● What is being asked
Set down every entry word for word. Omit the pictures.

● Records to process
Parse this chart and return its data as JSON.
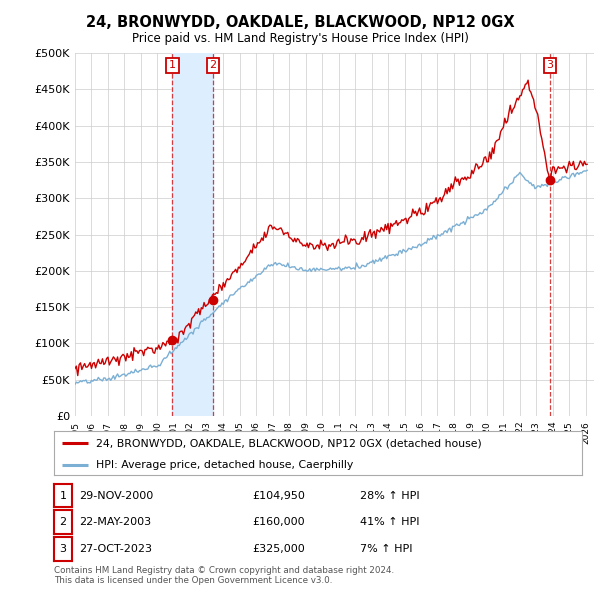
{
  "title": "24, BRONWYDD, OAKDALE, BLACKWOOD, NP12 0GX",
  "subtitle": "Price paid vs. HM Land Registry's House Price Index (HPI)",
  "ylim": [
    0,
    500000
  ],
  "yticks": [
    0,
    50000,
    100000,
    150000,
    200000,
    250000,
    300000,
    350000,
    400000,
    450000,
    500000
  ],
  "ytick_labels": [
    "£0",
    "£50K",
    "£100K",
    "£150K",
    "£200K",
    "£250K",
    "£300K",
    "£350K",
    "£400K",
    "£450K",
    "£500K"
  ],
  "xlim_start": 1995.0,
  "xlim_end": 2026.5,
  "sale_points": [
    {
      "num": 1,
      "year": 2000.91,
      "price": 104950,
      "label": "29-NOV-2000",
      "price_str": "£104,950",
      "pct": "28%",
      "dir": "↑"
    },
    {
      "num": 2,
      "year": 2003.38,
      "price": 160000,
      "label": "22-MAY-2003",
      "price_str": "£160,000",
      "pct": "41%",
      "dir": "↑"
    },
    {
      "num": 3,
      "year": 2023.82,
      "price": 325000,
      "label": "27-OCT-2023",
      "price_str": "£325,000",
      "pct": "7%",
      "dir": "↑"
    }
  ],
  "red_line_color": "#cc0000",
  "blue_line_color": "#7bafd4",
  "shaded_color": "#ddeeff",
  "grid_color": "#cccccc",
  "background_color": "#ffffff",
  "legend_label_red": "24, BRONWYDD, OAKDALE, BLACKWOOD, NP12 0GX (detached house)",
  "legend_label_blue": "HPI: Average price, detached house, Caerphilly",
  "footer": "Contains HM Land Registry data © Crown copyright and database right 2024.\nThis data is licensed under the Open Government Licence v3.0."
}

● Reply to the exercise
Parse this chart and return its data as JSON.
{
  "title": "24, BRONWYDD, OAKDALE, BLACKWOOD, NP12 0GX",
  "subtitle": "Price paid vs. HM Land Registry's House Price Index (HPI)",
  "ylim": [
    0,
    500000
  ],
  "yticks": [
    0,
    50000,
    100000,
    150000,
    200000,
    250000,
    300000,
    350000,
    400000,
    450000,
    500000
  ],
  "ytick_labels": [
    "£0",
    "£50K",
    "£100K",
    "£150K",
    "£200K",
    "£250K",
    "£300K",
    "£350K",
    "£400K",
    "£450K",
    "£500K"
  ],
  "xlim_start": 1995.0,
  "xlim_end": 2026.5,
  "sale_points": [
    {
      "num": 1,
      "year": 2000.91,
      "price": 104950,
      "label": "29-NOV-2000",
      "price_str": "£104,950",
      "pct": "28%",
      "dir": "↑"
    },
    {
      "num": 2,
      "year": 2003.38,
      "price": 160000,
      "label": "22-MAY-2003",
      "price_str": "£160,000",
      "pct": "41%",
      "dir": "↑"
    },
    {
      "num": 3,
      "year": 2023.82,
      "price": 325000,
      "label": "27-OCT-2023",
      "price_str": "£325,000",
      "pct": "7%",
      "dir": "↑"
    }
  ],
  "red_line_color": "#cc0000",
  "blue_line_color": "#7bafd4",
  "shaded_color": "#ddeeff",
  "grid_color": "#cccccc",
  "background_color": "#ffffff",
  "legend_label_red": "24, BRONWYDD, OAKDALE, BLACKWOOD, NP12 0GX (detached house)",
  "legend_label_blue": "HPI: Average price, detached house, Caerphilly",
  "footer": "Contains HM Land Registry data © Crown copyright and database right 2024.\nThis data is licensed under the Open Government Licence v3.0."
}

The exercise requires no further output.